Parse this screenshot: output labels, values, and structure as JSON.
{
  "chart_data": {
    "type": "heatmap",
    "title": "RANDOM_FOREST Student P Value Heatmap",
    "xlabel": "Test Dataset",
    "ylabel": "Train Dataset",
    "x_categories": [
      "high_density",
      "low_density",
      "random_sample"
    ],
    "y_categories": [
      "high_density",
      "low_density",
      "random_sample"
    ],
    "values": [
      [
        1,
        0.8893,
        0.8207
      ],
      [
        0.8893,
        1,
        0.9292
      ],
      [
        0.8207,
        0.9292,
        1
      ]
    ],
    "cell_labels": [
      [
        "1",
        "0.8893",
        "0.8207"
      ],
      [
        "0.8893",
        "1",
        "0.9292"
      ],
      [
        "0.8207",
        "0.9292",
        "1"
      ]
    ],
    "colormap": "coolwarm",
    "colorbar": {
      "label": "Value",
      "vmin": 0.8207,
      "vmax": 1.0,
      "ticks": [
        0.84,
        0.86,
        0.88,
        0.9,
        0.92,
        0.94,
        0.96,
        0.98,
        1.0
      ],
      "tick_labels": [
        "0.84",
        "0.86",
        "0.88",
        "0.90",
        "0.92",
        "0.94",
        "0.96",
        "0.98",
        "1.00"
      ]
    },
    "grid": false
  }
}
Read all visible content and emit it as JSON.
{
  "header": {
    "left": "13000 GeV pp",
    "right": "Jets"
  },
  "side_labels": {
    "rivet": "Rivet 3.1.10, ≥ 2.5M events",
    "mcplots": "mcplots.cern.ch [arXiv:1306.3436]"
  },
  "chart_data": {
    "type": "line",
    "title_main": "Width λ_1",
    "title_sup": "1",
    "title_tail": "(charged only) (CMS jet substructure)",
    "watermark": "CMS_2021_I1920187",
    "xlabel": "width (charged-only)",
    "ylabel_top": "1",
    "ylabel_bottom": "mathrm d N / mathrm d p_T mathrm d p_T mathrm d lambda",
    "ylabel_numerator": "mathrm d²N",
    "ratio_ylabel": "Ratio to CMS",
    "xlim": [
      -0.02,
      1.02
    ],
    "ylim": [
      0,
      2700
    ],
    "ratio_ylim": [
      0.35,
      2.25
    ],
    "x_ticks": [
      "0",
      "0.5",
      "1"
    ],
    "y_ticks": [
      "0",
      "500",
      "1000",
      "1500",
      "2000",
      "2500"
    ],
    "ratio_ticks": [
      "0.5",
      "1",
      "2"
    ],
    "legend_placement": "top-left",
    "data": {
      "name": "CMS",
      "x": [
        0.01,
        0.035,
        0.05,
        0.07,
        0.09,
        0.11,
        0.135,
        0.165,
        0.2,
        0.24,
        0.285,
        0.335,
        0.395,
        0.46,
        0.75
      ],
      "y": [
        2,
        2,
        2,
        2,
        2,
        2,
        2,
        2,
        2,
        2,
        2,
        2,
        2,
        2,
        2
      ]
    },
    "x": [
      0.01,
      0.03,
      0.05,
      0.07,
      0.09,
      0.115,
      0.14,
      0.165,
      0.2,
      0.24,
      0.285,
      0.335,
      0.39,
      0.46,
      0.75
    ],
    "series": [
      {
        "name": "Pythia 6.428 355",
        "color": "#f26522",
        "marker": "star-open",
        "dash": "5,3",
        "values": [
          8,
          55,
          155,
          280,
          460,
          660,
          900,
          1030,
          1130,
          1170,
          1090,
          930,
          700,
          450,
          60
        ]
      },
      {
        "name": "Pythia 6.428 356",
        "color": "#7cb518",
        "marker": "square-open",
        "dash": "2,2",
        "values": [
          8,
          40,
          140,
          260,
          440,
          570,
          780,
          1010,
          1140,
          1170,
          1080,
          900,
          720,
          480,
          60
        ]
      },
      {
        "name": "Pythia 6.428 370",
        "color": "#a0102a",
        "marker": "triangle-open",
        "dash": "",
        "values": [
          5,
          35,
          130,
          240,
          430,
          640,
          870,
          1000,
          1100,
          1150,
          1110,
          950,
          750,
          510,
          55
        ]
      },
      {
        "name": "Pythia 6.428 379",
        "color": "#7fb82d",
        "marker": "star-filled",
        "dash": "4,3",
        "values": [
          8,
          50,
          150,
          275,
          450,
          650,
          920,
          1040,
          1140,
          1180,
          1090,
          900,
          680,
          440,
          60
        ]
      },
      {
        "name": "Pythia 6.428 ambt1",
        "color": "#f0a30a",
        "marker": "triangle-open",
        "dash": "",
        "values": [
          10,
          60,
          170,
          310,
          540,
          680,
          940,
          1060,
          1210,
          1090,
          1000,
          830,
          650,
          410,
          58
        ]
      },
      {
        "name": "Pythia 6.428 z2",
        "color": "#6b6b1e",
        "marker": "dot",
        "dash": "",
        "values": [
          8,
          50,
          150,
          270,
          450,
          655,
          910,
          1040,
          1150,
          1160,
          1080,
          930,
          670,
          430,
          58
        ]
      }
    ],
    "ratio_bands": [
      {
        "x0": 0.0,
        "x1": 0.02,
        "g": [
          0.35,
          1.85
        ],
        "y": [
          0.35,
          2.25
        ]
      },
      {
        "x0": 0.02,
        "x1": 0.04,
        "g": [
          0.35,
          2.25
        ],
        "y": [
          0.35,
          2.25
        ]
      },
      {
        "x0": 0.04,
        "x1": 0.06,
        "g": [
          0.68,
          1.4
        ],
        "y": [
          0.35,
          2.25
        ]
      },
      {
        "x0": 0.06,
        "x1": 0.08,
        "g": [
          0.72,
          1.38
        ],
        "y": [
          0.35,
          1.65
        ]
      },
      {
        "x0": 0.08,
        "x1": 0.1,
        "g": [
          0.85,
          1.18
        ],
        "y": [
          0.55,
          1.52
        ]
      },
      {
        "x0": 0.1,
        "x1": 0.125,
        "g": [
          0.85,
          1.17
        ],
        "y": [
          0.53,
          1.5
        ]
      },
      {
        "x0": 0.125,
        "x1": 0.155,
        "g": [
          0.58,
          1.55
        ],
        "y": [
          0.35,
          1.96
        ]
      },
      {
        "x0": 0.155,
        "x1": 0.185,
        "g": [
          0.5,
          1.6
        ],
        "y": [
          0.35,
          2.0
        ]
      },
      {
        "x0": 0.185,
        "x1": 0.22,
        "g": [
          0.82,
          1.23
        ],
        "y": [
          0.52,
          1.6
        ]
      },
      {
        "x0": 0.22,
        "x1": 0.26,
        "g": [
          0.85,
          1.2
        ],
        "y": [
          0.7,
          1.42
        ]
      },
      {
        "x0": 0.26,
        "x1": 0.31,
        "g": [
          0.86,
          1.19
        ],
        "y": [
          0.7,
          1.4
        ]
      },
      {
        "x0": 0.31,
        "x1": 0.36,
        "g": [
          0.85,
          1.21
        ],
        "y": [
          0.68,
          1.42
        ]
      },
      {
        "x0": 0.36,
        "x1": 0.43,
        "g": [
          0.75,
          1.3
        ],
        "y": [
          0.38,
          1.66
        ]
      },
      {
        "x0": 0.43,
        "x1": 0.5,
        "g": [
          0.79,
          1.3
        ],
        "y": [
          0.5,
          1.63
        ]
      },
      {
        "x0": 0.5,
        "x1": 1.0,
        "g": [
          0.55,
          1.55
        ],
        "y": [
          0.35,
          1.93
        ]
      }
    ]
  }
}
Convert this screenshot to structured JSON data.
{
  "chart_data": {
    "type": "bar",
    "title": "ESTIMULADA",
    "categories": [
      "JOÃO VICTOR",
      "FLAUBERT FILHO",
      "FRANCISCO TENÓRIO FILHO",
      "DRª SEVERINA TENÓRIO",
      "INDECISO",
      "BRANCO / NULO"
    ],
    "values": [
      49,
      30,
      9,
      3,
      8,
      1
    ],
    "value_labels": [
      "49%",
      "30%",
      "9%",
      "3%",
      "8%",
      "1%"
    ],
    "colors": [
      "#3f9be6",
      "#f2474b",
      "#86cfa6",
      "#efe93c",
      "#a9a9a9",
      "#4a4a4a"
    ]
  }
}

■ ■ ■ ■

## Exercise
Collect each line holding the string "left".

## Solution below
    "left": "13000 GeV pp",
    "legend_placement": "top-left",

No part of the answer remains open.